> Document section:
● ● ● ●

[Qemu-devel] [PATCH] Re-evaluate SVE vector length everytime ADDVL is executed

Amir Charif posted 1 patch 6 years, 8 months ago
Test asan failed
Test docker-clang@ubuntu passed
Test docker-mingw@fedora passed
Test checkpatch passed
Patches applied successfully (tree, apply log)
git fetch https://github.com/patchew-project/qemu tags/patchew/1552488086-4025-1-git-send-email-amir.charif@cea.fr
Maintainers: Peter Maydell <peter.maydell@linaro.org>
target/arm/translate-a64.c | 17 +++++++++++++++++
target/arm/translate-a64.h |  1 +
target/arm/translate-sve.c |  7 +++++--
3 files changed, 23 insertions(+), 2 deletions(-)
[Qemu-devel] [PATCH] Re-evaluate SVE vector length everytime ADDVL is executed
Posted by Amir Charif 6 years, 8 months ago
In system emulation mode, the kernel may internally use 16-byte vectors.
If this size is saved in the DisasContext before entering a userspace app
that uses higher SVE sizes, the wrong size may be allocated on the stack
resulting in corruption (segfaults in user space).
This fix evaluates the vector size at runtime (as opposed to translation time)
to always allocate the correct size on the stack (when ADDVL is used).

Signed-off-by: Amir Charif <amir.charif@cea.fr>
---
 target/arm/translate-a64.c | 17 +++++++++++++++++
 target/arm/translate-a64.h |  1 +
 target/arm/translate-sve.c |  7 +++++--
 3 files changed, 23 insertions(+), 2 deletions(-)

● ● ● ●

Element-and-box listings:
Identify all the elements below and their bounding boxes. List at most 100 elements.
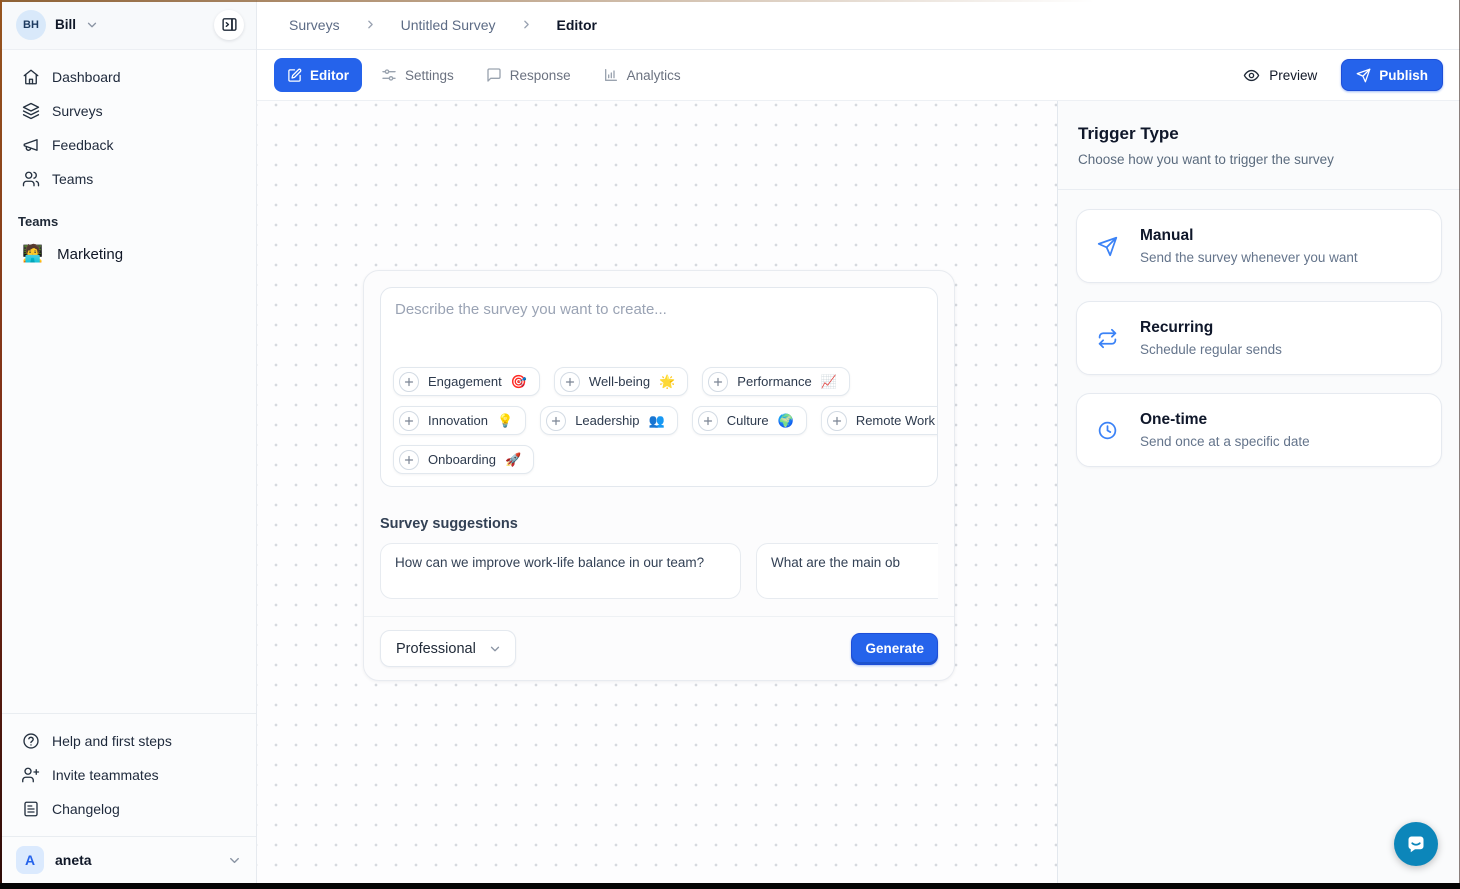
suggestions-title: Survey suggestions	[380, 516, 938, 532]
tab-label: Editor	[310, 68, 349, 83]
changelog-icon	[22, 800, 40, 818]
trigger-option-text: Manual Send the survey whenever you want	[1140, 227, 1358, 265]
plus-icon	[827, 411, 847, 431]
tab-response[interactable]: Response	[473, 58, 584, 92]
sidebar-nav: Dashboard Surveys Feedback Teams	[0, 50, 256, 273]
topic-chip-well-being[interactable]: Well-being 🌟	[554, 367, 688, 396]
topic-chip-culture[interactable]: Culture 🌍	[692, 406, 807, 435]
tab-analytics[interactable]: Analytics	[590, 58, 694, 92]
workspace-switcher[interactable]: BH Bill	[0, 0, 256, 50]
trigger-option-manual[interactable]: Manual Send the survey whenever you want	[1076, 209, 1442, 283]
sliders-icon	[381, 67, 397, 83]
breadcrumb-item-survey-name[interactable]: Untitled Survey	[401, 17, 496, 33]
layers-icon	[22, 102, 40, 120]
editor-toolbar: Editor Settings Response	[257, 50, 1460, 101]
sidebar-collapse-button[interactable]	[214, 10, 244, 40]
globe-emoji-icon: 🌍	[778, 413, 794, 429]
trigger-panel: Trigger Type Choose how you want to trig…	[1057, 101, 1460, 883]
chevron-down-icon	[227, 853, 242, 868]
sidebar-item-teams[interactable]: Teams	[12, 162, 244, 196]
sidebar-item-label: Invite teammates	[52, 767, 159, 783]
user-name: aneta	[55, 852, 92, 868]
trigger-option-one-time[interactable]: One-time Send once at a specific date	[1076, 393, 1442, 467]
team-label: Marketing	[57, 246, 123, 263]
sidebar-item-label: Changelog	[52, 801, 120, 817]
tab-label: Settings	[405, 68, 454, 83]
sidebar-item-label: Help and first steps	[52, 733, 172, 749]
tab-label: Response	[510, 68, 571, 83]
trigger-options: Manual Send the survey whenever you want…	[1058, 190, 1460, 486]
topic-chip-leadership[interactable]: Leadership 👥	[540, 406, 678, 435]
sidebar-item-dashboard[interactable]: Dashboard	[12, 60, 244, 94]
workspace-avatar: BH	[16, 10, 46, 40]
tone-select-value: Professional	[396, 641, 476, 657]
suggestion-card[interactable]: How can we improve work-life balance in …	[380, 543, 741, 599]
topic-chips: Engagement 🎯 Well-being 🌟	[381, 367, 937, 486]
trigger-option-recurring[interactable]: Recurring Schedule regular sends	[1076, 301, 1442, 375]
sidebar-item-team-marketing[interactable]: 🧑‍💻 Marketing	[12, 235, 244, 273]
sidebar-item-surveys[interactable]: Surveys	[12, 94, 244, 128]
trigger-panel-header: Trigger Type Choose how you want to trig…	[1058, 101, 1460, 190]
plus-icon	[399, 372, 419, 392]
chip-label: Engagement	[428, 374, 502, 389]
preview-button[interactable]: Preview	[1233, 61, 1327, 90]
users-icon	[22, 170, 40, 188]
tab-label: Analytics	[627, 68, 681, 83]
sidebar-item-invite[interactable]: Invite teammates	[12, 758, 244, 792]
plus-icon	[708, 372, 728, 392]
screenshot-edge-bottom	[0, 883, 1460, 889]
chip-row: Innovation 💡 Leadership 👥	[393, 406, 925, 435]
trigger-option-description: Send once at a specific date	[1140, 434, 1310, 449]
survey-canvas[interactable]: Engagement 🎯 Well-being 🌟	[257, 101, 1057, 883]
chip-label: Well-being	[589, 374, 650, 389]
breadcrumb: Surveys Untitled Survey Editor	[257, 0, 1460, 50]
topic-chip-engagement[interactable]: Engagement 🎯	[393, 367, 540, 396]
chip-label: Leadership	[575, 413, 639, 428]
sidebar-spacer	[0, 273, 256, 713]
breadcrumb-item-surveys[interactable]: Surveys	[289, 17, 340, 33]
topic-chip-remote-work[interactable]: Remote Work 🏠	[821, 406, 938, 435]
chip-row: Engagement 🎯 Well-being 🌟	[393, 367, 925, 396]
chevron-right-icon	[364, 18, 377, 31]
chip-label: Remote Work	[856, 413, 935, 428]
message-square-icon	[486, 67, 502, 83]
topic-chip-onboarding[interactable]: Onboarding 🚀	[393, 445, 534, 474]
megaphone-icon	[22, 136, 40, 154]
suggestion-card[interactable]: What are the main ob	[756, 543, 938, 599]
user-menu[interactable]: A aneta	[0, 836, 256, 883]
chip-label: Performance	[737, 374, 811, 389]
tone-select[interactable]: Professional	[380, 630, 516, 667]
tab-settings[interactable]: Settings	[368, 58, 467, 92]
generate-button[interactable]: Generate	[851, 633, 938, 665]
topic-chip-performance[interactable]: Performance 📈	[702, 367, 850, 396]
chip-row: Onboarding 🚀	[393, 445, 925, 474]
plus-icon	[546, 411, 566, 431]
topic-chip-innovation[interactable]: Innovation 💡	[393, 406, 526, 435]
sidebar-footer-nav: Help and first steps Invite teammates Ch…	[0, 713, 256, 826]
user-plus-icon	[22, 766, 40, 784]
builder-footer: Professional Generate	[364, 616, 954, 680]
technologist-emoji-icon: 🧑‍💻	[22, 244, 43, 264]
publish-button[interactable]: Publish	[1341, 59, 1443, 91]
screenshot-edge-left	[0, 0, 2, 889]
star-emoji-icon: 🌟	[659, 374, 675, 390]
sidebar-item-feedback[interactable]: Feedback	[12, 128, 244, 162]
tab-editor[interactable]: Editor	[274, 58, 362, 92]
trigger-option-description: Schedule regular sends	[1140, 342, 1282, 357]
trigger-option-text: One-time Send once at a specific date	[1140, 411, 1310, 449]
chat-bubble-icon	[1404, 832, 1428, 856]
chevron-right-icon	[520, 18, 533, 31]
rocket-emoji-icon: 🚀	[505, 452, 521, 468]
teams-section-title: Teams	[12, 196, 244, 235]
chevron-down-icon	[85, 18, 99, 32]
help-circle-icon	[22, 732, 40, 750]
send-icon	[1097, 236, 1118, 257]
content-area: Engagement 🎯 Well-being 🌟	[257, 101, 1460, 883]
survey-description-input[interactable]	[381, 288, 937, 367]
busts-emoji-icon: 👥	[649, 413, 665, 429]
breadcrumb-item-current: Editor	[557, 17, 597, 33]
sidebar-item-changelog[interactable]: Changelog	[12, 792, 244, 826]
chat-launcher-button[interactable]	[1394, 822, 1438, 866]
trigger-option-text: Recurring Schedule regular sends	[1140, 319, 1282, 357]
sidebar-item-help[interactable]: Help and first steps	[12, 724, 244, 758]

● ● ● ●

Answer these about the patch post, one per line:
1. Which test failed?
2. Who is listed as the maintainer?
3. When does the fix evaluate the vector size?
None of the items is needed here.

1. asan
2. Peter Maydell
3. At runtime, as opposed to translation time